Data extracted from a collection
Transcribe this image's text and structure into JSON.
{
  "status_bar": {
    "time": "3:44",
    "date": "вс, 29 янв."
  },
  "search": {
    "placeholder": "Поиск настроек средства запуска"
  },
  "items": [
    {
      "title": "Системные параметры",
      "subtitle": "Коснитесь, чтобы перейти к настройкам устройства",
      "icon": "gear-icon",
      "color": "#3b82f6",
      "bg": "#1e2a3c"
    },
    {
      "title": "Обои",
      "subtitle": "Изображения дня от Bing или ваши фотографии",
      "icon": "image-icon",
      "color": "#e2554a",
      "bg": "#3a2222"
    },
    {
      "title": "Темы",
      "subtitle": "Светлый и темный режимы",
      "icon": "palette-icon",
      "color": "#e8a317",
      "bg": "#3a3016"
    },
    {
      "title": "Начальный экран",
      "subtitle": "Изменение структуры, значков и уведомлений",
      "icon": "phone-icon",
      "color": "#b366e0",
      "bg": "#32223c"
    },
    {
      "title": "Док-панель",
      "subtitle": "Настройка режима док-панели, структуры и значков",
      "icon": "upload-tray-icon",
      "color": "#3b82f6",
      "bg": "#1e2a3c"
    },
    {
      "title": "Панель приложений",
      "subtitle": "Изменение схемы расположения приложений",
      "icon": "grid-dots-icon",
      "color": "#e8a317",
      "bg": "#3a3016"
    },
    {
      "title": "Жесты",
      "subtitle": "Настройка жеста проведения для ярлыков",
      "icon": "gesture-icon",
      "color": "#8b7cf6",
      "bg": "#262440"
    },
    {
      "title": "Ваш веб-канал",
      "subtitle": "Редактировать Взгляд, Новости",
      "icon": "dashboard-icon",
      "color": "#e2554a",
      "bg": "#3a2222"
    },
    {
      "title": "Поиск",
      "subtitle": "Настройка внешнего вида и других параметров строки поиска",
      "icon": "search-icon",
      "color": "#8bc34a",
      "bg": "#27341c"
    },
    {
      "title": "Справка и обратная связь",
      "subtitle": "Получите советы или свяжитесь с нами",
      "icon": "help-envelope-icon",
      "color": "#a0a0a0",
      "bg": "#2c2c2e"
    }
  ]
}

* * *

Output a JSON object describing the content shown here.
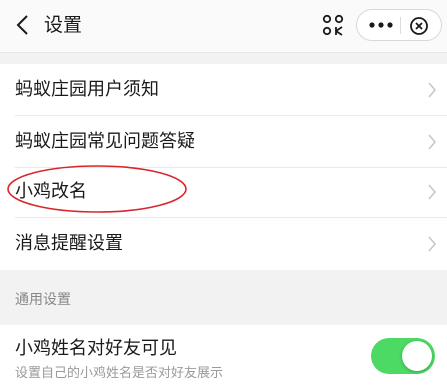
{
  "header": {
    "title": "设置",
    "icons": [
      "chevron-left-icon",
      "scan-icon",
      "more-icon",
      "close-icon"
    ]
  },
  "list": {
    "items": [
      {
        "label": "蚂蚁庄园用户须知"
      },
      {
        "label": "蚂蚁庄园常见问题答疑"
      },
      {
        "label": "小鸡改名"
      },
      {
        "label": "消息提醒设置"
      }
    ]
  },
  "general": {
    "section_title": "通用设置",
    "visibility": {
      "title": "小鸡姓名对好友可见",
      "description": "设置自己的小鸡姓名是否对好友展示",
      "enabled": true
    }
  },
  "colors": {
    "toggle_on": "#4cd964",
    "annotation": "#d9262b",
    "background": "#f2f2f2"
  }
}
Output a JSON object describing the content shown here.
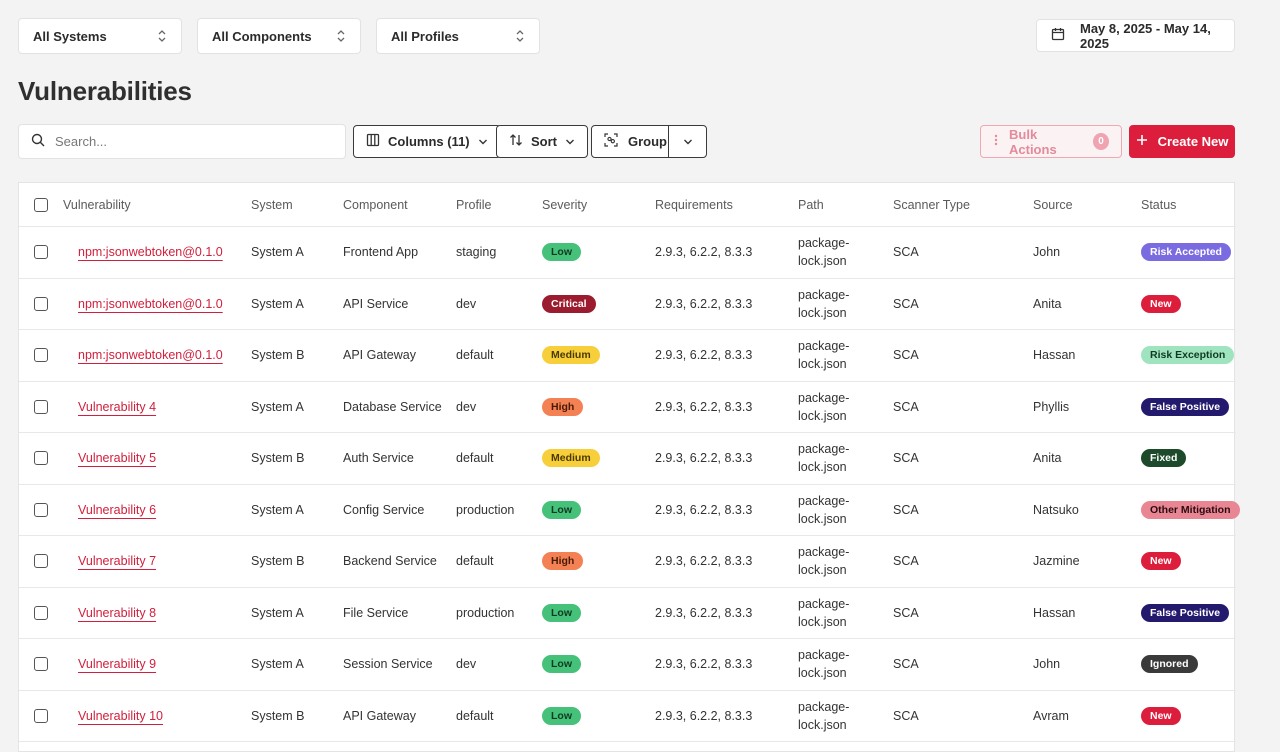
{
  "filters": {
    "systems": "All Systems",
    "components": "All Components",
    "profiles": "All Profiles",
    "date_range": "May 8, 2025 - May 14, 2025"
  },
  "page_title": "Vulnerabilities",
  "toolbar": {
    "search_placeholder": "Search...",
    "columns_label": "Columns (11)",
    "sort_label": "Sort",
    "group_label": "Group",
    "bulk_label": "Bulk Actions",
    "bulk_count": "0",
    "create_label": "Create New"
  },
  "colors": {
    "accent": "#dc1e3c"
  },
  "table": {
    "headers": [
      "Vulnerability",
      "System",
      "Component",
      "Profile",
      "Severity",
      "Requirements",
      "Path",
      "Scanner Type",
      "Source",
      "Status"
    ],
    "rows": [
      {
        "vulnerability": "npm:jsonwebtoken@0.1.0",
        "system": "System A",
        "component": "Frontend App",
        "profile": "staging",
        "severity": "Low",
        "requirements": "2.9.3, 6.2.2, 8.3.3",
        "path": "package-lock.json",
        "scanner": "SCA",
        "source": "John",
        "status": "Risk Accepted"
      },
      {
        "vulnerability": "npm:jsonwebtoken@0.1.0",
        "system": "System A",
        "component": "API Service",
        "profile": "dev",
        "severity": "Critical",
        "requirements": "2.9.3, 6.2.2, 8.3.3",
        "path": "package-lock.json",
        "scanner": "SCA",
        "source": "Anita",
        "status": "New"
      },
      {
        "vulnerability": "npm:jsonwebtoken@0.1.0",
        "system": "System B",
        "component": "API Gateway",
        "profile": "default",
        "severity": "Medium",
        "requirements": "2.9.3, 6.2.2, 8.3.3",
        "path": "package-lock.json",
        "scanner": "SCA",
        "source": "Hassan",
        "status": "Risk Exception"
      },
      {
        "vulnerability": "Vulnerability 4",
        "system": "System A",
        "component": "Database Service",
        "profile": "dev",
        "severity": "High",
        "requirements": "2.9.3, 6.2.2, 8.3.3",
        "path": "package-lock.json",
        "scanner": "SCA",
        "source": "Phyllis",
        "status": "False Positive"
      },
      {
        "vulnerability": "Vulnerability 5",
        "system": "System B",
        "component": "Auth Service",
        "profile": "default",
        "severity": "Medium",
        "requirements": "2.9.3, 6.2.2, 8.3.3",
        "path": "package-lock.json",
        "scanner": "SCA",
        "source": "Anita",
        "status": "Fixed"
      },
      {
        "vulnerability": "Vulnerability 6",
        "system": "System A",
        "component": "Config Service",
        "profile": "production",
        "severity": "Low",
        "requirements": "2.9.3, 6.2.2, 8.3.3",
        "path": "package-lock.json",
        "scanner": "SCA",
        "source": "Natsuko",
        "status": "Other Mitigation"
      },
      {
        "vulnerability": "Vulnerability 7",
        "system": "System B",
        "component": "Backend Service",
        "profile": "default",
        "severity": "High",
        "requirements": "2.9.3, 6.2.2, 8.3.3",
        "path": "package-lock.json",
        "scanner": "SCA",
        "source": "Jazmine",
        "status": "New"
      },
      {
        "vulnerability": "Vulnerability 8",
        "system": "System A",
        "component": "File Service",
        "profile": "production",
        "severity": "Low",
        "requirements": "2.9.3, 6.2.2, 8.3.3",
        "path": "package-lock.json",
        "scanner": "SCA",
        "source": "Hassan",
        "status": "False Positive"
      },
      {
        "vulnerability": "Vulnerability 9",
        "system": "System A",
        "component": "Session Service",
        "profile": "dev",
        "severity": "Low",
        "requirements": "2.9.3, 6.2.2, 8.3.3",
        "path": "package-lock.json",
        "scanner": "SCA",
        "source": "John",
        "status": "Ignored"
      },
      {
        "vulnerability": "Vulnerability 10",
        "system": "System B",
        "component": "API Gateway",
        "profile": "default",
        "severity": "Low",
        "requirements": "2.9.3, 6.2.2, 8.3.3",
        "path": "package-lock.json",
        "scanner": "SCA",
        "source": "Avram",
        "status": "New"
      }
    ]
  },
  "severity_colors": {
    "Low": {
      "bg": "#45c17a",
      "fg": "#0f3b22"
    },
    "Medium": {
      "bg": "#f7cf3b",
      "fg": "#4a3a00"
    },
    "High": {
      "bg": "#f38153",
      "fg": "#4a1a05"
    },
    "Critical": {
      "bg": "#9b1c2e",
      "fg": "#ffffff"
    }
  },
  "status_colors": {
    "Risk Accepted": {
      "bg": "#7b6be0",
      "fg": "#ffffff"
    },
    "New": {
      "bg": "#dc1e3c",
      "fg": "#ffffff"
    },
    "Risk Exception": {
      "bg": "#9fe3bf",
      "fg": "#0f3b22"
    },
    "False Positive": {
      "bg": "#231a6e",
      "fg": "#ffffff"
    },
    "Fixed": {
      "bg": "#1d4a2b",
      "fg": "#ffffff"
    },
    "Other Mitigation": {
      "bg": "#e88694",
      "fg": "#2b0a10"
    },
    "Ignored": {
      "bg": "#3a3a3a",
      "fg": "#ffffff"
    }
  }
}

## [To do]
In the listing above, how many lines hold the word "Risk"? Give the number and nothing more.

## [Full response]
4